PROVIDED RECORDS:
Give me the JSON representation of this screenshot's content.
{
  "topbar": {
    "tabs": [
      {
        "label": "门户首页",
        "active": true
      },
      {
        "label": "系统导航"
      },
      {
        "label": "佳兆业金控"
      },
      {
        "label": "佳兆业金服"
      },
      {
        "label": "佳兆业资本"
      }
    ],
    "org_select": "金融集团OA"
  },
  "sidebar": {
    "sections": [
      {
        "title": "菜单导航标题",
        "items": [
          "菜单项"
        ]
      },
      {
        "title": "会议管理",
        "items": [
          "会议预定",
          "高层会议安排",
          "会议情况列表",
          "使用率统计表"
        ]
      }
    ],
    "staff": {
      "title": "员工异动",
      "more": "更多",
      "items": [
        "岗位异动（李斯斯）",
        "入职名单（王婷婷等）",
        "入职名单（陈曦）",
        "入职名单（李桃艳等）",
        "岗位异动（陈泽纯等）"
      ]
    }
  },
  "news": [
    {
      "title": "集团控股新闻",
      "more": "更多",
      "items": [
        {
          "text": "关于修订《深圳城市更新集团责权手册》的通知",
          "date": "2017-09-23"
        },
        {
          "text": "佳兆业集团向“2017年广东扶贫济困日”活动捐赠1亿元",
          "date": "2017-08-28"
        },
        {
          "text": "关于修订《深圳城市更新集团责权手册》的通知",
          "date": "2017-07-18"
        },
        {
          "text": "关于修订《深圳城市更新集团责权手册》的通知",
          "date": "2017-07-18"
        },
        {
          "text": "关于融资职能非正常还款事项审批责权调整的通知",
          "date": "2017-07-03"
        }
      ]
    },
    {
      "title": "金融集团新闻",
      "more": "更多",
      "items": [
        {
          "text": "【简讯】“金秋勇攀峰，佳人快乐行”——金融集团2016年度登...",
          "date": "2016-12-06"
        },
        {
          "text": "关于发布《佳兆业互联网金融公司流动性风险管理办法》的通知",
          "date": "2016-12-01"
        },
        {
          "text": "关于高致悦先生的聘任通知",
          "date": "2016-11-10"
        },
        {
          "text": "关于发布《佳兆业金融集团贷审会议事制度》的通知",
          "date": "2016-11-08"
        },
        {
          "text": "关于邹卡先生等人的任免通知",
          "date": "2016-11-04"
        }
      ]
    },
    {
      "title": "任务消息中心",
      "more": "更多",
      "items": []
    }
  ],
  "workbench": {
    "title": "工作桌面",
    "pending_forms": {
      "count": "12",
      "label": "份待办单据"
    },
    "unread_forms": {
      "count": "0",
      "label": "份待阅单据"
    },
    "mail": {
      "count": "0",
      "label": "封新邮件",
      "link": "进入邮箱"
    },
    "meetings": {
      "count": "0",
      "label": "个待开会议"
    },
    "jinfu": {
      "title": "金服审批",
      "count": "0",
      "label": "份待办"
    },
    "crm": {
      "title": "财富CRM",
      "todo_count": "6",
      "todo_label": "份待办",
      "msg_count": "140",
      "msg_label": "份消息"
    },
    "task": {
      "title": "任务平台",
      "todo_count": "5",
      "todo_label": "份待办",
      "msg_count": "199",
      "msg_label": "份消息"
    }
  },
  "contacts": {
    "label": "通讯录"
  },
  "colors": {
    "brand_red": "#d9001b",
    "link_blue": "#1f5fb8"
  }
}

* * *

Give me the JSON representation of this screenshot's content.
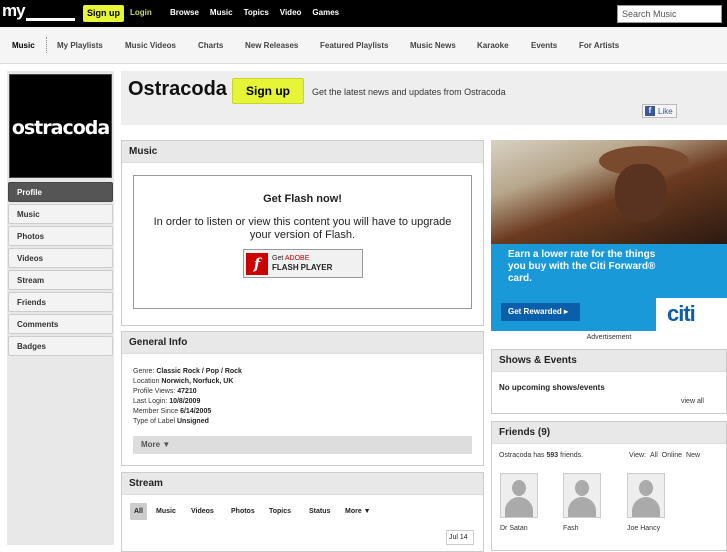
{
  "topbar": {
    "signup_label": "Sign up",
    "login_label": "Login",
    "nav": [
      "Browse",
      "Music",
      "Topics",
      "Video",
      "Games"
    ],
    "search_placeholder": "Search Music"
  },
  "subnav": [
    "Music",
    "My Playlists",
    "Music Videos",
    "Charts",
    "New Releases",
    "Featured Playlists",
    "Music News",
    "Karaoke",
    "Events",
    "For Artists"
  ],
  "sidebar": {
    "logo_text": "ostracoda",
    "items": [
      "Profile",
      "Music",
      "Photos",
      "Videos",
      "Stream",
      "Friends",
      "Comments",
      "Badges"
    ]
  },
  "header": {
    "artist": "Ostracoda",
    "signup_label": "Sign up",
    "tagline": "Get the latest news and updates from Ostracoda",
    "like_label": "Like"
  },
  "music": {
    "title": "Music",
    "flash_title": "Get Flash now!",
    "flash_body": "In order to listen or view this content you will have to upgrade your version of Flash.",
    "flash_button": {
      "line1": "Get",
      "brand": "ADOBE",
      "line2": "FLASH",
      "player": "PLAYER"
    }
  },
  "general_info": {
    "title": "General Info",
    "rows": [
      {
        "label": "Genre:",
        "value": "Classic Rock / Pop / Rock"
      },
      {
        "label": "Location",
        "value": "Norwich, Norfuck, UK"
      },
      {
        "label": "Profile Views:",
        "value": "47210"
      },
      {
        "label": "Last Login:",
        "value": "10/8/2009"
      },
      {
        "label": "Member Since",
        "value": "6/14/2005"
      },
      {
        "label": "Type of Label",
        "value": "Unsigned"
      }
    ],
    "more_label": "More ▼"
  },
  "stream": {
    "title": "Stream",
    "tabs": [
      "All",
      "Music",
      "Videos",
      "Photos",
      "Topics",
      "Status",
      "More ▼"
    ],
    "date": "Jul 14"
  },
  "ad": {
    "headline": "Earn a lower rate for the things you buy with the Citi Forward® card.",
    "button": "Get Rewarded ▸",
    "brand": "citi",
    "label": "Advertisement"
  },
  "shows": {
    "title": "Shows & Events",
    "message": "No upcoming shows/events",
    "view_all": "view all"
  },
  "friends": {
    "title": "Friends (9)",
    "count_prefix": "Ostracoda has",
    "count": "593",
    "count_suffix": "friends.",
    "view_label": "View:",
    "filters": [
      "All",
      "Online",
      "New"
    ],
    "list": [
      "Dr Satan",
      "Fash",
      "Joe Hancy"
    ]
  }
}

==

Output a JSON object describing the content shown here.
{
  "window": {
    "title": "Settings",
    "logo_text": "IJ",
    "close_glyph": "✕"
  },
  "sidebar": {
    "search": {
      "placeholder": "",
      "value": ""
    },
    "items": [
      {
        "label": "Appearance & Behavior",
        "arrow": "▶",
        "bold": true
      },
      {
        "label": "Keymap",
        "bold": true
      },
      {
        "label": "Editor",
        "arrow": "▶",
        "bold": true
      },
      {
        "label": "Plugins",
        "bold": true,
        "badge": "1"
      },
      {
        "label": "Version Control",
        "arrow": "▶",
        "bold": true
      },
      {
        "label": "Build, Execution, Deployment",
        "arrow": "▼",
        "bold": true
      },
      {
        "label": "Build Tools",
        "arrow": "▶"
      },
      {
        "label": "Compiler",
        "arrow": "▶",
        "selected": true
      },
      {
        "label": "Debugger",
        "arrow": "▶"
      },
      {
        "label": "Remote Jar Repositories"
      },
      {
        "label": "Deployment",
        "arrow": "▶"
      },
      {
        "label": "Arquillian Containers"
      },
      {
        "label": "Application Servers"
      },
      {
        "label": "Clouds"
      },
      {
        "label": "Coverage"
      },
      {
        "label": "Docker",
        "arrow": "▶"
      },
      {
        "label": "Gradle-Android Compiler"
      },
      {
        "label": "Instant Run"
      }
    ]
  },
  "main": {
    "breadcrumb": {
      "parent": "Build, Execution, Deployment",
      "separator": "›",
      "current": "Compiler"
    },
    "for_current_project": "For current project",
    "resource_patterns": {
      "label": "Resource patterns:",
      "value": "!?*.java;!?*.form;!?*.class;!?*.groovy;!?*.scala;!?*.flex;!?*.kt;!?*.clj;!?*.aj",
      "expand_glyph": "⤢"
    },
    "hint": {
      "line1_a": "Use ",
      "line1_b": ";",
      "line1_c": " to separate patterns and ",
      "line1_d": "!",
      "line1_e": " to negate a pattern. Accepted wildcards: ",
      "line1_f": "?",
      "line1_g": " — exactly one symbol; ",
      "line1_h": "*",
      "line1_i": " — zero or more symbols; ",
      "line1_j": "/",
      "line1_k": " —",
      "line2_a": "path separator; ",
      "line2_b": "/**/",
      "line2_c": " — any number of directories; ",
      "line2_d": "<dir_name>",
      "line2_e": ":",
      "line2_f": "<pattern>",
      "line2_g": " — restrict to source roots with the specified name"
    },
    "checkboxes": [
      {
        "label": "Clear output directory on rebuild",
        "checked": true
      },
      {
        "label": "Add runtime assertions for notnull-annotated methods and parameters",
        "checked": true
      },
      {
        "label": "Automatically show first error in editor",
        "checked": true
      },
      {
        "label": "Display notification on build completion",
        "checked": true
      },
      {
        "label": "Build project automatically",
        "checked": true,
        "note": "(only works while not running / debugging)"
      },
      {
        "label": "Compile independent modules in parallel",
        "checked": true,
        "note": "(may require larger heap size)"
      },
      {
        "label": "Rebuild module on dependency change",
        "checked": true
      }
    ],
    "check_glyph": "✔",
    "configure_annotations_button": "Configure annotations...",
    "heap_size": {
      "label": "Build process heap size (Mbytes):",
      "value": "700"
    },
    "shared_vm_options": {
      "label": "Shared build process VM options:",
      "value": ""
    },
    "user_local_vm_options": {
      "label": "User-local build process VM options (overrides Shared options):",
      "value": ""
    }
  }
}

PROBLEM STATEMENT: Using the records above, pull out each line where the word "note" occurs.

RESULT:
        "note": "(only works while not running / debugging)"
        "note": "(may require larger heap size)"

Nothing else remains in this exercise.